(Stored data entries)
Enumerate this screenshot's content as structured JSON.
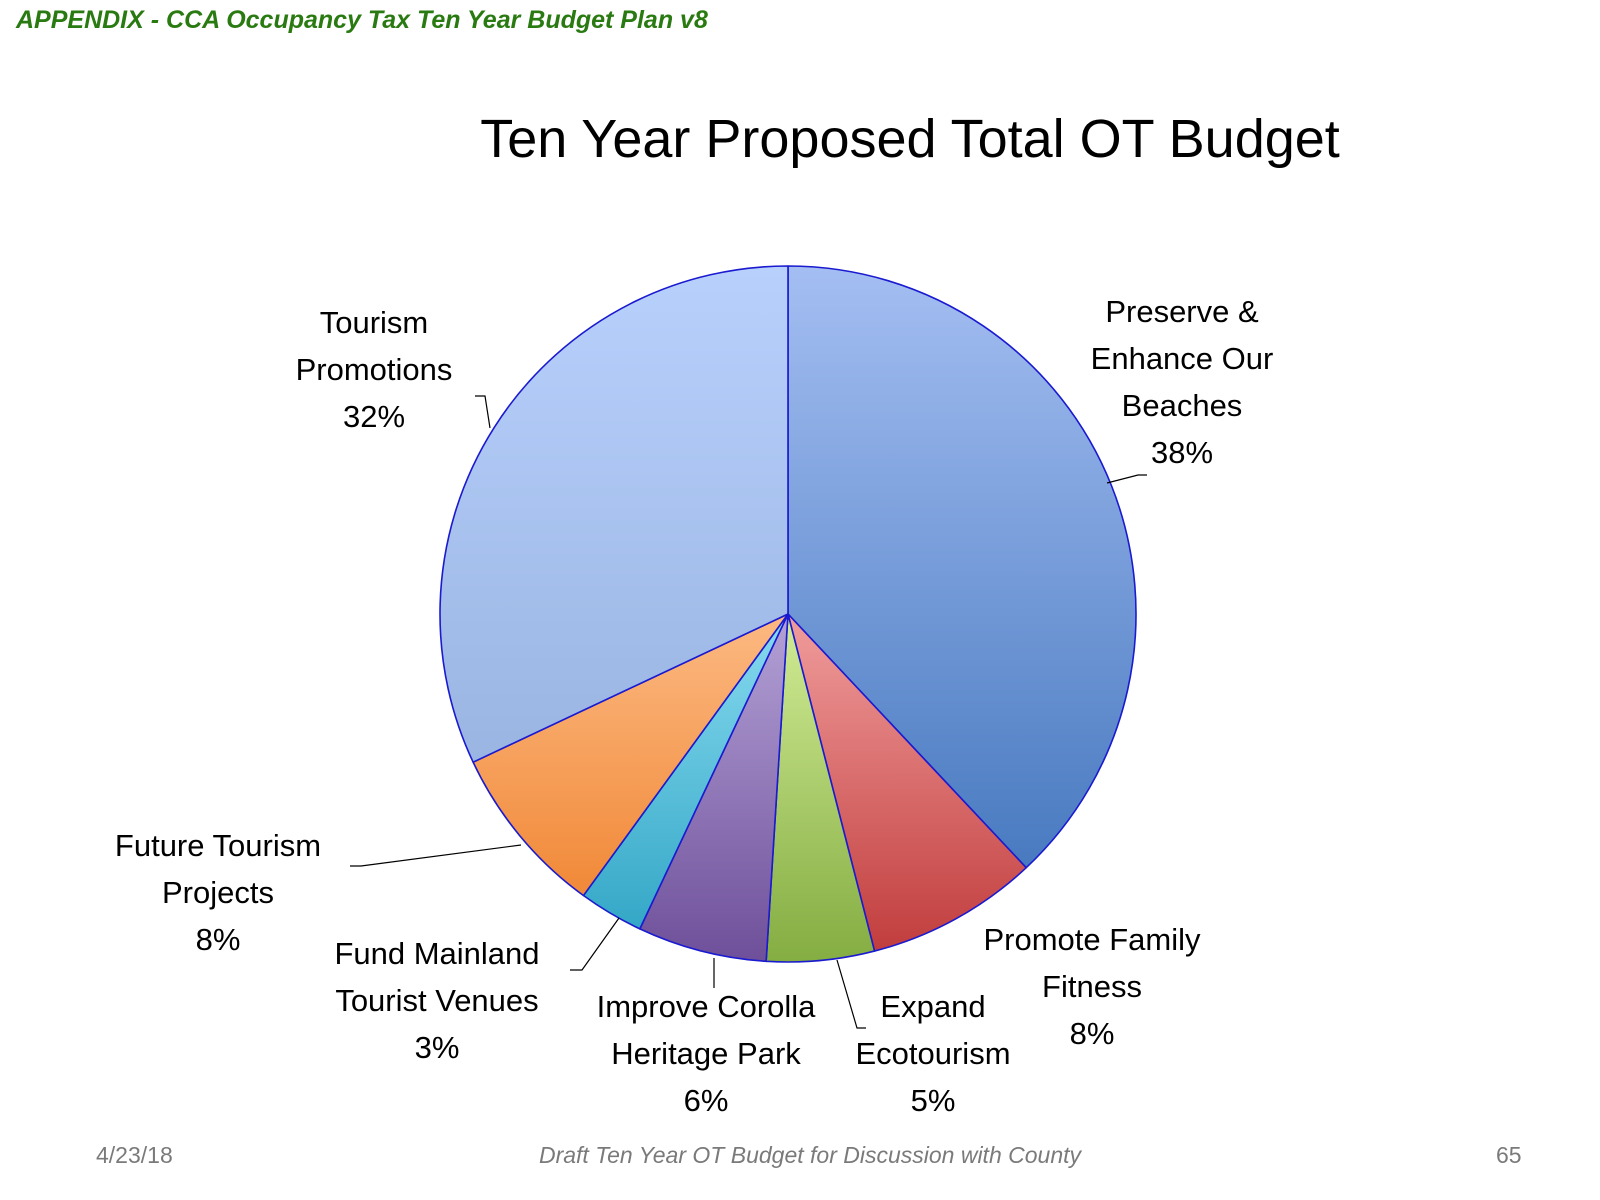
{
  "header": {
    "text": "APPENDIX - CCA Occupancy Tax Ten Year Budget Plan v8"
  },
  "chart_data": {
    "type": "pie",
    "title": "Ten Year Proposed Total OT Budget",
    "slices": [
      {
        "label": "Preserve & Enhance Our Beaches",
        "label_lines": [
          "Preserve &",
          "Enhance Our",
          "Beaches"
        ],
        "value": 38,
        "pct_label": "38%",
        "color_light": "#a4bef2",
        "color_dark": "#3a6fb8"
      },
      {
        "label": "Promote Family Fitness",
        "label_lines": [
          "Promote Family",
          "Fitness"
        ],
        "value": 8,
        "pct_label": "8%",
        "color_light": "#f09c9c",
        "color_dark": "#c03a3a"
      },
      {
        "label": "Expand Ecotourism",
        "label_lines": [
          "Expand",
          "Ecotourism"
        ],
        "value": 5,
        "pct_label": "5%",
        "color_light": "#d2ec96",
        "color_dark": "#84ad42"
      },
      {
        "label": "Improve Corolla Heritage Park",
        "label_lines": [
          "Improve Corolla",
          "Heritage Park"
        ],
        "value": 6,
        "pct_label": "6%",
        "color_light": "#b4a2d6",
        "color_dark": "#6e4f9a"
      },
      {
        "label": "Fund Mainland Tourist Venues",
        "label_lines": [
          "Fund Mainland",
          "Tourist Venues"
        ],
        "value": 3,
        "pct_label": "3%",
        "color_light": "#88daf0",
        "color_dark": "#2ba2c2"
      },
      {
        "label": "Future Tourism Projects",
        "label_lines": [
          "Future Tourism",
          "Projects"
        ],
        "value": 8,
        "pct_label": "8%",
        "color_light": "#fcb982",
        "color_dark": "#ee7d26"
      },
      {
        "label": "Tourism Promotions",
        "label_lines": [
          "Tourism",
          "Promotions"
        ],
        "value": 32,
        "pct_label": "32%",
        "color_light": "#b8d0fc",
        "color_dark": "#8eaad8"
      }
    ],
    "start_angle_deg": 0,
    "direction": "clockwise",
    "border_color": "#1a1ad0",
    "legend": "none"
  },
  "footer": {
    "date": "4/23/18",
    "center": "Draft Ten Year OT Budget for Discussion with County",
    "page": "65"
  }
}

#### TO BE DONE
Quote the full listing above word for word; exclude every picture from the copy.

#### COMPLETE RESPONSE
Enumerate this screenshot's content as structured JSON.
{
  "header": {
    "text": "APPENDIX - CCA Occupancy Tax Ten Year Budget Plan v8"
  },
  "chart_data": {
    "type": "pie",
    "title": "Ten Year Proposed Total OT Budget",
    "slices": [
      {
        "label": "Preserve & Enhance Our Beaches",
        "label_lines": [
          "Preserve &",
          "Enhance Our",
          "Beaches"
        ],
        "value": 38,
        "pct_label": "38%",
        "color_light": "#a4bef2",
        "color_dark": "#3a6fb8"
      },
      {
        "label": "Promote Family Fitness",
        "label_lines": [
          "Promote Family",
          "Fitness"
        ],
        "value": 8,
        "pct_label": "8%",
        "color_light": "#f09c9c",
        "color_dark": "#c03a3a"
      },
      {
        "label": "Expand Ecotourism",
        "label_lines": [
          "Expand",
          "Ecotourism"
        ],
        "value": 5,
        "pct_label": "5%",
        "color_light": "#d2ec96",
        "color_dark": "#84ad42"
      },
      {
        "label": "Improve Corolla Heritage Park",
        "label_lines": [
          "Improve Corolla",
          "Heritage Park"
        ],
        "value": 6,
        "pct_label": "6%",
        "color_light": "#b4a2d6",
        "color_dark": "#6e4f9a"
      },
      {
        "label": "Fund Mainland Tourist Venues",
        "label_lines": [
          "Fund Mainland",
          "Tourist Venues"
        ],
        "value": 3,
        "pct_label": "3%",
        "color_light": "#88daf0",
        "color_dark": "#2ba2c2"
      },
      {
        "label": "Future Tourism Projects",
        "label_lines": [
          "Future Tourism",
          "Projects"
        ],
        "value": 8,
        "pct_label": "8%",
        "color_light": "#fcb982",
        "color_dark": "#ee7d26"
      },
      {
        "label": "Tourism Promotions",
        "label_lines": [
          "Tourism",
          "Promotions"
        ],
        "value": 32,
        "pct_label": "32%",
        "color_light": "#b8d0fc",
        "color_dark": "#8eaad8"
      }
    ],
    "start_angle_deg": 0,
    "direction": "clockwise",
    "border_color": "#1a1ad0",
    "legend": "none"
  },
  "footer": {
    "date": "4/23/18",
    "center": "Draft Ten Year OT Budget for Discussion with County",
    "page": "65"
  }
}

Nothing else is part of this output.